THE PROBLEM => Copy out the records in full, word for word, without pictures.

------------------------------

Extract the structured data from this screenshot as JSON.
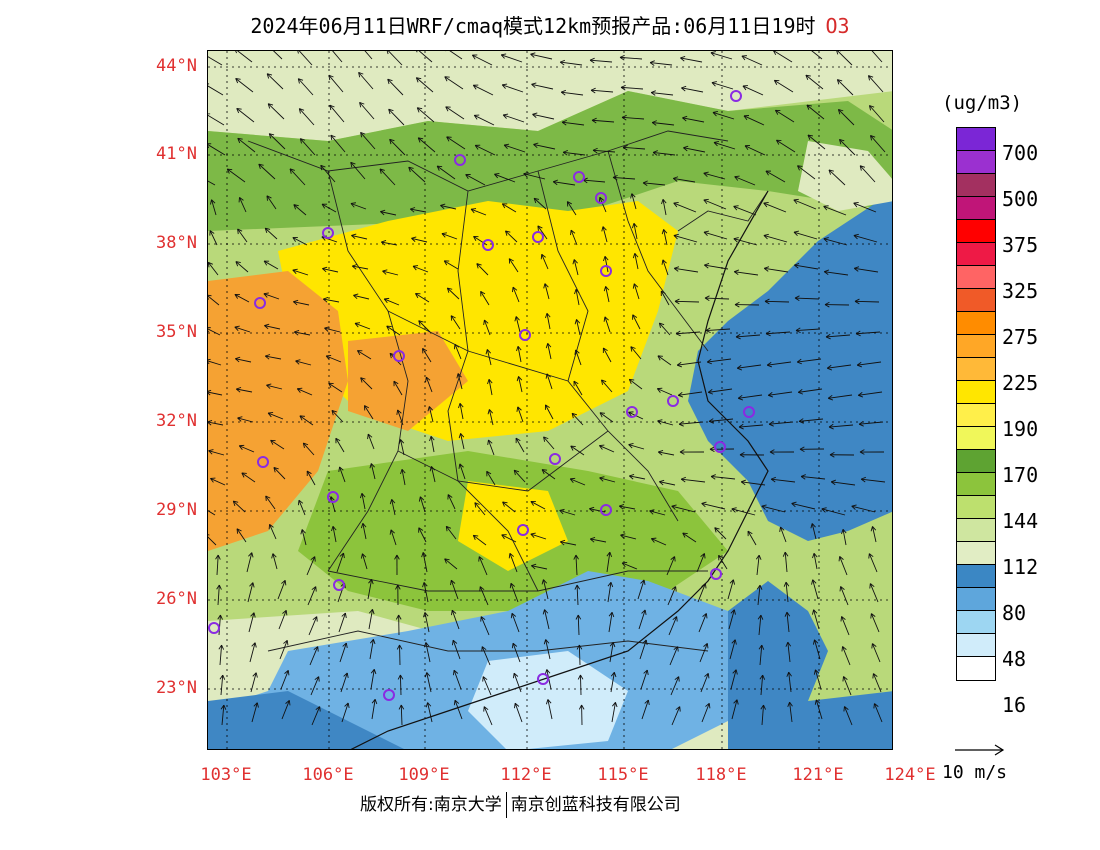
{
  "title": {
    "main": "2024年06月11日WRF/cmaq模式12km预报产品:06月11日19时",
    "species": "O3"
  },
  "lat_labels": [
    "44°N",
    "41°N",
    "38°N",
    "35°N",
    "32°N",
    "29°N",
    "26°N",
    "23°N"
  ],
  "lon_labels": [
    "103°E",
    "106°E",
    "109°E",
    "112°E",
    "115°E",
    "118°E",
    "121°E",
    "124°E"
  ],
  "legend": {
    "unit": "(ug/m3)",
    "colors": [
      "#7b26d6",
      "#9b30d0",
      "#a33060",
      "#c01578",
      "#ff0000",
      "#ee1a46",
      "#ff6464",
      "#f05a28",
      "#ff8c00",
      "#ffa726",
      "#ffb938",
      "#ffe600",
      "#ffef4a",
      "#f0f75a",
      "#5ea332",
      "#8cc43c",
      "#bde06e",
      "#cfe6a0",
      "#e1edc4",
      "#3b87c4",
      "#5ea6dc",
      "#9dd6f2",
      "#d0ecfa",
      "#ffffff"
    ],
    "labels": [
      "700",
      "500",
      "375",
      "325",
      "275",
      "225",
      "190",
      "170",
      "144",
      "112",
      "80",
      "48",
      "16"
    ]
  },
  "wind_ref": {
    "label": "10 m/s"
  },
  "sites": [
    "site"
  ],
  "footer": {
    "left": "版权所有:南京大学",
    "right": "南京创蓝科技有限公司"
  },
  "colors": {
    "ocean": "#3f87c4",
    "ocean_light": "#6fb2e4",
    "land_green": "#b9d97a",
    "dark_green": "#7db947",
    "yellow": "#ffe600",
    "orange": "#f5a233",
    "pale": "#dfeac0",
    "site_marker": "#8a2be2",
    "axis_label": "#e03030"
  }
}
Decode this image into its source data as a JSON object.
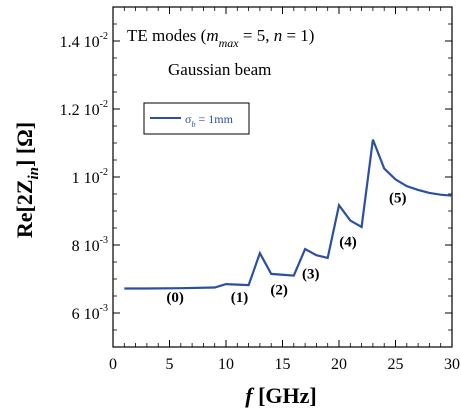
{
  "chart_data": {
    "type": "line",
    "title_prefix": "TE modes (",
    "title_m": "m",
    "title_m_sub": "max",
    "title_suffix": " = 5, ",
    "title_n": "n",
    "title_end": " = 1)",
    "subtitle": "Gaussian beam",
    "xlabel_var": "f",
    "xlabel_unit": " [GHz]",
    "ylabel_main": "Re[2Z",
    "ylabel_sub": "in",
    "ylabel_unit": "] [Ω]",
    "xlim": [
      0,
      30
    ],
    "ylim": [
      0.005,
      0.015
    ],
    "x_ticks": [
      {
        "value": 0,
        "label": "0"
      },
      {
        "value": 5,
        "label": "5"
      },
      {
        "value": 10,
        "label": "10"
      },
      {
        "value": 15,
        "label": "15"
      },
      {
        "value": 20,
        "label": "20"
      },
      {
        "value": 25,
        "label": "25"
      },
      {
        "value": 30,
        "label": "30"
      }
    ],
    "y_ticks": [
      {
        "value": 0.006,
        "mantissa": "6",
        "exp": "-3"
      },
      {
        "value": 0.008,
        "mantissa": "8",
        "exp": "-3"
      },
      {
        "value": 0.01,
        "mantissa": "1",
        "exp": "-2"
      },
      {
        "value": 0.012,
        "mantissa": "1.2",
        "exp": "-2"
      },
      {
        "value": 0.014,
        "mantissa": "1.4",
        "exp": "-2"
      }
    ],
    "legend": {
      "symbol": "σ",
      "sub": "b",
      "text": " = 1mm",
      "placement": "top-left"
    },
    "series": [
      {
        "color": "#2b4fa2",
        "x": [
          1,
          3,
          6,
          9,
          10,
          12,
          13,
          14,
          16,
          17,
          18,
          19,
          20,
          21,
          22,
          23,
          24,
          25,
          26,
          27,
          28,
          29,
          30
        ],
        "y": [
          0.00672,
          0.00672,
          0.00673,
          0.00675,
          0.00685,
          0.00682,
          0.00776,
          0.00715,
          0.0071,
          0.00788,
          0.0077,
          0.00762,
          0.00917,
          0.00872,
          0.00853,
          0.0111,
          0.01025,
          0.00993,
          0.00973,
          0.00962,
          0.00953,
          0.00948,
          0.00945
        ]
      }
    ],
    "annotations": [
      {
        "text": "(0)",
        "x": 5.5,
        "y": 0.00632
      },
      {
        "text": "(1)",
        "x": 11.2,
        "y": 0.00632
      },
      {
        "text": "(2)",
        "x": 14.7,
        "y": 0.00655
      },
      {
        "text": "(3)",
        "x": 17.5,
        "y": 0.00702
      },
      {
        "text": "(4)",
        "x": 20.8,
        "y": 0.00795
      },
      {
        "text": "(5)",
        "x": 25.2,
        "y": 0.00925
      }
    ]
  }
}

------------------------------

TASK ANSWER =>
Extract the structured data from this screenshot as JSON.
{
  "title": {
    "main": "2024年06月11日WRF/cmaq模式12km预报产品:06月11日19时",
    "species": "O3"
  },
  "lat_labels": [
    "44°N",
    "41°N",
    "38°N",
    "35°N",
    "32°N",
    "29°N",
    "26°N",
    "23°N"
  ],
  "lon_labels": [
    "103°E",
    "106°E",
    "109°E",
    "112°E",
    "115°E",
    "118°E",
    "121°E",
    "124°E"
  ],
  "legend": {
    "unit": "(ug/m3)",
    "colors": [
      "#7b26d6",
      "#9b30d0",
      "#a33060",
      "#c01578",
      "#ff0000",
      "#ee1a46",
      "#ff6464",
      "#f05a28",
      "#ff8c00",
      "#ffa726",
      "#ffb938",
      "#ffe600",
      "#ffef4a",
      "#f0f75a",
      "#5ea332",
      "#8cc43c",
      "#bde06e",
      "#cfe6a0",
      "#e1edc4",
      "#3b87c4",
      "#5ea6dc",
      "#9dd6f2",
      "#d0ecfa",
      "#ffffff"
    ],
    "labels": [
      "700",
      "500",
      "375",
      "325",
      "275",
      "225",
      "190",
      "170",
      "144",
      "112",
      "80",
      "48",
      "16"
    ]
  },
  "wind_ref": {
    "label": "10 m/s"
  },
  "sites": [
    "site"
  ],
  "footer": {
    "left": "版权所有:南京大学",
    "right": "南京创蓝科技有限公司"
  },
  "colors": {
    "ocean": "#3f87c4",
    "ocean_light": "#6fb2e4",
    "land_green": "#b9d97a",
    "dark_green": "#7db947",
    "yellow": "#ffe600",
    "orange": "#f5a233",
    "pale": "#dfeac0",
    "site_marker": "#8a2be2",
    "axis_label": "#e03030"
  }
}
Decode this image into its source data as a JSON object.
{
  "chart_data": {
    "type": "line",
    "title_prefix": "TE modes (",
    "title_m": "m",
    "title_m_sub": "max",
    "title_suffix": " = 5, ",
    "title_n": "n",
    "title_end": " = 1)",
    "subtitle": "Gaussian beam",
    "xlabel_var": "f",
    "xlabel_unit": " [GHz]",
    "ylabel_main": "Re[2Z",
    "ylabel_sub": "in",
    "ylabel_unit": "] [Ω]",
    "xlim": [
      0,
      30
    ],
    "ylim": [
      0.005,
      0.015
    ],
    "x_ticks": [
      {
        "value": 0,
        "label": "0"
      },
      {
        "value": 5,
        "label": "5"
      },
      {
        "value": 10,
        "label": "10"
      },
      {
        "value": 15,
        "label": "15"
      },
      {
        "value": 20,
        "label": "20"
      },
      {
        "value": 25,
        "label": "25"
      },
      {
        "value": 30,
        "label": "30"
      }
    ],
    "y_ticks": [
      {
        "value": 0.006,
        "mantissa": "6",
        "exp": "-3"
      },
      {
        "value": 0.008,
        "mantissa": "8",
        "exp": "-3"
      },
      {
        "value": 0.01,
        "mantissa": "1",
        "exp": "-2"
      },
      {
        "value": 0.012,
        "mantissa": "1.2",
        "exp": "-2"
      },
      {
        "value": 0.014,
        "mantissa": "1.4",
        "exp": "-2"
      }
    ],
    "legend": {
      "symbol": "σ",
      "sub": "b",
      "text": " = 1mm",
      "placement": "top-left"
    },
    "series": [
      {
        "color": "#2b4fa2",
        "x": [
          1,
          3,
          6,
          9,
          10,
          12,
          13,
          14,
          16,
          17,
          18,
          19,
          20,
          21,
          22,
          23,
          24,
          25,
          26,
          27,
          28,
          29,
          30
        ],
        "y": [
          0.00672,
          0.00672,
          0.00673,
          0.00675,
          0.00685,
          0.00682,
          0.00776,
          0.00715,
          0.0071,
          0.00788,
          0.0077,
          0.00762,
          0.00917,
          0.00872,
          0.00853,
          0.0111,
          0.01025,
          0.00993,
          0.00973,
          0.00962,
          0.00953,
          0.00948,
          0.00945
        ]
      }
    ],
    "annotations": [
      {
        "text": "(0)",
        "x": 5.5,
        "y": 0.00632
      },
      {
        "text": "(1)",
        "x": 11.2,
        "y": 0.00632
      },
      {
        "text": "(2)",
        "x": 14.7,
        "y": 0.00655
      },
      {
        "text": "(3)",
        "x": 17.5,
        "y": 0.00702
      },
      {
        "text": "(4)",
        "x": 20.8,
        "y": 0.00795
      },
      {
        "text": "(5)",
        "x": 25.2,
        "y": 0.00925
      }
    ]
  }
}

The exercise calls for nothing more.